• _TASK TO COMPLETE_
Every line of the records that contains "资料来源" should be tallied, and only the resulting number returned.

• _GIVEN ENTRIES_
________________________________________
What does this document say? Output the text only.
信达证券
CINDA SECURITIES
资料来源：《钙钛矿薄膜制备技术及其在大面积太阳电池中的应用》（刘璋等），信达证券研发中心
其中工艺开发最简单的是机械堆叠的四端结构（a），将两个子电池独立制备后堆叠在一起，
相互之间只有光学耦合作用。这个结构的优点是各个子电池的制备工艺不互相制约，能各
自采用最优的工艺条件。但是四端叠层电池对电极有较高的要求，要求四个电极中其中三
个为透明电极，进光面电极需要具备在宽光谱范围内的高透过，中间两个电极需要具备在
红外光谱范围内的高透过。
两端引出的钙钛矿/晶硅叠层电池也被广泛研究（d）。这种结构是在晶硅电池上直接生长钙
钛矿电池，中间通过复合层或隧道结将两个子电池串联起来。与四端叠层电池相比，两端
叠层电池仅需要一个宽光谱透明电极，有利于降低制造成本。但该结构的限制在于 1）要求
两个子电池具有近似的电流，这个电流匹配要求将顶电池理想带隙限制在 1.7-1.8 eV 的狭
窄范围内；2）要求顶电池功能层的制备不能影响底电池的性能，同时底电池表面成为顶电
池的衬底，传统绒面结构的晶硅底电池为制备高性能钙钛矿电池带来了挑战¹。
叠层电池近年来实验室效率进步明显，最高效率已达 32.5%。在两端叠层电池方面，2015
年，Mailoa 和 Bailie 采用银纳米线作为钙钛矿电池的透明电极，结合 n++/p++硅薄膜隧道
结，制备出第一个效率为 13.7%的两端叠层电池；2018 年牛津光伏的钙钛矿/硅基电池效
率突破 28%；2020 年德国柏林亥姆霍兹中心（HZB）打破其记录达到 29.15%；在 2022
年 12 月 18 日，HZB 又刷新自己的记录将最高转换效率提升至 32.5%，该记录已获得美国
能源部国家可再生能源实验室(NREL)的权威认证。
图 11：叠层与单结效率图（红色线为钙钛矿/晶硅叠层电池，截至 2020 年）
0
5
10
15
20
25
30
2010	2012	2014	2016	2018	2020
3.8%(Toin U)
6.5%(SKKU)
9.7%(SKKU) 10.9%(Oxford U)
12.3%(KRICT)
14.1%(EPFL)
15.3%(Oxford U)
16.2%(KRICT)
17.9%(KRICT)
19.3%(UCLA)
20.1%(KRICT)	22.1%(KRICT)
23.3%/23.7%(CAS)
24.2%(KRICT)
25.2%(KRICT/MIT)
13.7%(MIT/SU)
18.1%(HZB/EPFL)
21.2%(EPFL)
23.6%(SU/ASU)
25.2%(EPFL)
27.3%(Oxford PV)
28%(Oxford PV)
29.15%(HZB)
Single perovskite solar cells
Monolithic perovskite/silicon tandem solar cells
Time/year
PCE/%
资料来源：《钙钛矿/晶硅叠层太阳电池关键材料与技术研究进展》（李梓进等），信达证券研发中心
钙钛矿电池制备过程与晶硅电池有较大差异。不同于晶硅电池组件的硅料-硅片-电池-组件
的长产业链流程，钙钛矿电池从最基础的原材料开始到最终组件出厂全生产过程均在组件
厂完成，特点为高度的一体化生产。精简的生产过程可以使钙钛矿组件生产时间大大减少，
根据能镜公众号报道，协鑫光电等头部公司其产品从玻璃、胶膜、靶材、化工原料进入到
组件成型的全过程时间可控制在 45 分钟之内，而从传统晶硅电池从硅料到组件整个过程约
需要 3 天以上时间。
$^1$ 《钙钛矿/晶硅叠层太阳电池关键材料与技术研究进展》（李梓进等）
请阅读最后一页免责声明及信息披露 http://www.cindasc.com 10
________________________________________
• _WORKED SOLUTION_
2